_What you have to do:_ Repeat the listing in full, preserving every character.

[Records that describe figures]
══════════

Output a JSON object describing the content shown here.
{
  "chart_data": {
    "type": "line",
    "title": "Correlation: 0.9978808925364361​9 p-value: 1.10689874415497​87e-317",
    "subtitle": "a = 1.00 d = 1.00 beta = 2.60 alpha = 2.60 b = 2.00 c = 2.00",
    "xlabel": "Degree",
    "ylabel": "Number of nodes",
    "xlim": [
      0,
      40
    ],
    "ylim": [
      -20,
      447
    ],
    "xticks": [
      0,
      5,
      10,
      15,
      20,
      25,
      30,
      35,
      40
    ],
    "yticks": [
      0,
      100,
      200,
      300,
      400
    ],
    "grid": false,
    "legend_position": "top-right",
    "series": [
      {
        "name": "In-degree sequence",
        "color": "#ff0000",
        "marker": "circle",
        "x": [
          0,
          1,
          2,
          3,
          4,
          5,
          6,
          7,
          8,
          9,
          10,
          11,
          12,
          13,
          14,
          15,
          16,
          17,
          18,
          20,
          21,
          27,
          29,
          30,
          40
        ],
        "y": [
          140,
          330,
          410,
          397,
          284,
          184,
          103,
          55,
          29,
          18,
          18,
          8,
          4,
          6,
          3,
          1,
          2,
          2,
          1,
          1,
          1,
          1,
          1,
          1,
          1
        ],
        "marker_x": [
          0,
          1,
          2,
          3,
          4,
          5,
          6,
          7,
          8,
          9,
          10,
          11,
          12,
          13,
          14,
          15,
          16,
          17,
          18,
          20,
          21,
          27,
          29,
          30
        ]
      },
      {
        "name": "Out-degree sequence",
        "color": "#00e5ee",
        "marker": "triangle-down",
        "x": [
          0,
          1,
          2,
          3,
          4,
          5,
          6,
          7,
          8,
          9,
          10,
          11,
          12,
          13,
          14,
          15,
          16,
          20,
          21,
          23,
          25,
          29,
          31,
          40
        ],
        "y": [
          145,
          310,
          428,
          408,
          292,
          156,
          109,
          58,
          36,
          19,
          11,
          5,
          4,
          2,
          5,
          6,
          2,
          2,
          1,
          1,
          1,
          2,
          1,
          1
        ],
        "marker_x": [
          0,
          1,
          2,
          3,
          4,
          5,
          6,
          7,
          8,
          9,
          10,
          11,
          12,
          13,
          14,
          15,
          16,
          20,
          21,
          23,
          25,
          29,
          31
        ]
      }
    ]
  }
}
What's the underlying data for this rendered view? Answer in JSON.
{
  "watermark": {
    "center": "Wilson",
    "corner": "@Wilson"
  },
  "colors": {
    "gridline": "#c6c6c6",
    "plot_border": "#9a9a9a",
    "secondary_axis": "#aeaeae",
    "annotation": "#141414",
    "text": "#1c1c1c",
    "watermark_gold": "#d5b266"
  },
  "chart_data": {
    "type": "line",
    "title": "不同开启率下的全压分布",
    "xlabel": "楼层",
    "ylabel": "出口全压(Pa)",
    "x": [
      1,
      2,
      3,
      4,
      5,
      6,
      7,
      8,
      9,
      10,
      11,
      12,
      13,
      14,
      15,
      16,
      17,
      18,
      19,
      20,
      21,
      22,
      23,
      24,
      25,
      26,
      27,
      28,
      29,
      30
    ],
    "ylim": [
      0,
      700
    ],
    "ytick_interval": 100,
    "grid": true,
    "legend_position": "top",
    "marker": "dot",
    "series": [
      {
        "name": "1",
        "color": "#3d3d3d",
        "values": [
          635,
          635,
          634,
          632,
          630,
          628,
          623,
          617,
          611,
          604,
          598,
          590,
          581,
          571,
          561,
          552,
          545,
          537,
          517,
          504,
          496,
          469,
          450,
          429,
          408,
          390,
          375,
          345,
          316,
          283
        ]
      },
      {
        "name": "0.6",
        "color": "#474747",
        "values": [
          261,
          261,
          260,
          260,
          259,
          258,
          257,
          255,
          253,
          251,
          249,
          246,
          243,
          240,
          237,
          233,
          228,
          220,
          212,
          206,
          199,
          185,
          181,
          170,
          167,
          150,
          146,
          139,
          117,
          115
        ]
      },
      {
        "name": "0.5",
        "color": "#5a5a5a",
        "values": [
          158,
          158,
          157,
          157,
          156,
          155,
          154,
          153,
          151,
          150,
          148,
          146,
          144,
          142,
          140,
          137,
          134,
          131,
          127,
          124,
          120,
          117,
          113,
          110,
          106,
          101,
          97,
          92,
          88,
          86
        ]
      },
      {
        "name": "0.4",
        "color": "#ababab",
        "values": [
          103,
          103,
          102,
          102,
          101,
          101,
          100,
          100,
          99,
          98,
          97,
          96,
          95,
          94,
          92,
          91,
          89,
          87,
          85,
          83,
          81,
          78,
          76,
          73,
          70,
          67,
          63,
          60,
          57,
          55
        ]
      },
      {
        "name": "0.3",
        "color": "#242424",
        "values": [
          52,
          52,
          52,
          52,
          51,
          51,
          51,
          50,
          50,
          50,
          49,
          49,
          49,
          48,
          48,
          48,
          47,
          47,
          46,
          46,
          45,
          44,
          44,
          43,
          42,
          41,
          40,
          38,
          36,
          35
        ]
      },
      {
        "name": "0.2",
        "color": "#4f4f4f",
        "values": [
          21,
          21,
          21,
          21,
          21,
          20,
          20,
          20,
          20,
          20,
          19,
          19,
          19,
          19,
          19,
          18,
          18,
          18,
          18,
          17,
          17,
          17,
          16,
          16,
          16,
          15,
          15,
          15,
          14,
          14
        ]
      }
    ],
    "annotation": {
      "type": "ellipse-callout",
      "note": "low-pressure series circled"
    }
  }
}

══════════

_Finished task:_
Output a JSON object describing the content shown here.
{
  "chart_data": {
    "type": "line",
    "title": "Correlation: 0.9978808925364361​9 p-value: 1.10689874415497​87e-317",
    "subtitle": "a = 1.00 d = 1.00 beta = 2.60 alpha = 2.60 b = 2.00 c = 2.00",
    "xlabel": "Degree",
    "ylabel": "Number of nodes",
    "xlim": [
      0,
      40
    ],
    "ylim": [
      -20,
      447
    ],
    "xticks": [
      0,
      5,
      10,
      15,
      20,
      25,
      30,
      35,
      40
    ],
    "yticks": [
      0,
      100,
      200,
      300,
      400
    ],
    "grid": false,
    "legend_position": "top-right",
    "series": [
      {
        "name": "In-degree sequence",
        "color": "#ff0000",
        "marker": "circle",
        "x": [
          0,
          1,
          2,
          3,
          4,
          5,
          6,
          7,
          8,
          9,
          10,
          11,
          12,
          13,
          14,
          15,
          16,
          17,
          18,
          20,
          21,
          27,
          29,
          30,
          40
        ],
        "y": [
          140,
          330,
          410,
          397,
          284,
          184,
          103,
          55,
          29,
          18,
          18,
          8,
          4,
          6,
          3,
          1,
          2,
          2,
          1,
          1,
          1,
          1,
          1,
          1,
          1
        ],
        "marker_x": [
          0,
          1,
          2,
          3,
          4,
          5,
          6,
          7,
          8,
          9,
          10,
          11,
          12,
          13,
          14,
          15,
          16,
          17,
          18,
          20,
          21,
          27,
          29,
          30
        ]
      },
      {
        "name": "Out-degree sequence",
        "color": "#00e5ee",
        "marker": "triangle-down",
        "x": [
          0,
          1,
          2,
          3,
          4,
          5,
          6,
          7,
          8,
          9,
          10,
          11,
          12,
          13,
          14,
          15,
          16,
          20,
          21,
          23,
          25,
          29,
          31,
          40
        ],
        "y": [
          145,
          310,
          428,
          408,
          292,
          156,
          109,
          58,
          36,
          19,
          11,
          5,
          4,
          2,
          5,
          6,
          2,
          2,
          1,
          1,
          1,
          2,
          1,
          1
        ],
        "marker_x": [
          0,
          1,
          2,
          3,
          4,
          5,
          6,
          7,
          8,
          9,
          10,
          11,
          12,
          13,
          14,
          15,
          16,
          20,
          21,
          23,
          25,
          29,
          31
        ]
      }
    ]
  }
}
What's the underlying data for this rendered view? Answer in JSON.
{
  "watermark": {
    "center": "Wilson",
    "corner": "@Wilson"
  },
  "colors": {
    "gridline": "#c6c6c6",
    "plot_border": "#9a9a9a",
    "secondary_axis": "#aeaeae",
    "annotation": "#141414",
    "text": "#1c1c1c",
    "watermark_gold": "#d5b266"
  },
  "chart_data": {
    "type": "line",
    "title": "不同开启率下的全压分布",
    "xlabel": "楼层",
    "ylabel": "出口全压(Pa)",
    "x": [
      1,
      2,
      3,
      4,
      5,
      6,
      7,
      8,
      9,
      10,
      11,
      12,
      13,
      14,
      15,
      16,
      17,
      18,
      19,
      20,
      21,
      22,
      23,
      24,
      25,
      26,
      27,
      28,
      29,
      30
    ],
    "ylim": [
      0,
      700
    ],
    "ytick_interval": 100,
    "grid": true,
    "legend_position": "top",
    "marker": "dot",
    "series": [
      {
        "name": "1",
        "color": "#3d3d3d",
        "values": [
          635,
          635,
          634,
          632,
          630,
          628,
          623,
          617,
          611,
          604,
          598,
          590,
          581,
          571,
          561,
          552,
          545,
          537,
          517,
          504,
          496,
          469,
          450,
          429,
          408,
          390,
          375,
          345,
          316,
          283
        ]
      },
      {
        "name": "0.6",
        "color": "#474747",
        "values": [
          261,
          261,
          260,
          260,
          259,
          258,
          257,
          255,
          253,
          251,
          249,
          246,
          243,
          240,
          237,
          233,
          228,
          220,
          212,
          206,
          199,
          185,
          181,
          170,
          167,
          150,
          146,
          139,
          117,
          115
        ]
      },
      {
        "name": "0.5",
        "color": "#5a5a5a",
        "values": [
          158,
          158,
          157,
          157,
          156,
          155,
          154,
          153,
          151,
          150,
          148,
          146,
          144,
          142,
          140,
          137,
          134,
          131,
          127,
          124,
          120,
          117,
          113,
          110,
          106,
          101,
          97,
          92,
          88,
          86
        ]
      },
      {
        "name": "0.4",
        "color": "#ababab",
        "values": [
          103,
          103,
          102,
          102,
          101,
          101,
          100,
          100,
          99,
          98,
          97,
          96,
          95,
          94,
          92,
          91,
          89,
          87,
          85,
          83,
          81,
          78,
          76,
          73,
          70,
          67,
          63,
          60,
          57,
          55
        ]
      },
      {
        "name": "0.3",
        "color": "#242424",
        "values": [
          52,
          52,
          52,
          52,
          51,
          51,
          51,
          50,
          50,
          50,
          49,
          49,
          49,
          48,
          48,
          48,
          47,
          47,
          46,
          46,
          45,
          44,
          44,
          43,
          42,
          41,
          40,
          38,
          36,
          35
        ]
      },
      {
        "name": "0.2",
        "color": "#4f4f4f",
        "values": [
          21,
          21,
          21,
          21,
          21,
          20,
          20,
          20,
          20,
          20,
          19,
          19,
          19,
          19,
          19,
          18,
          18,
          18,
          18,
          17,
          17,
          17,
          16,
          16,
          16,
          15,
          15,
          15,
          14,
          14
        ]
      }
    ],
    "annotation": {
      "type": "ellipse-callout",
      "note": "low-pressure series circled"
    }
  }
}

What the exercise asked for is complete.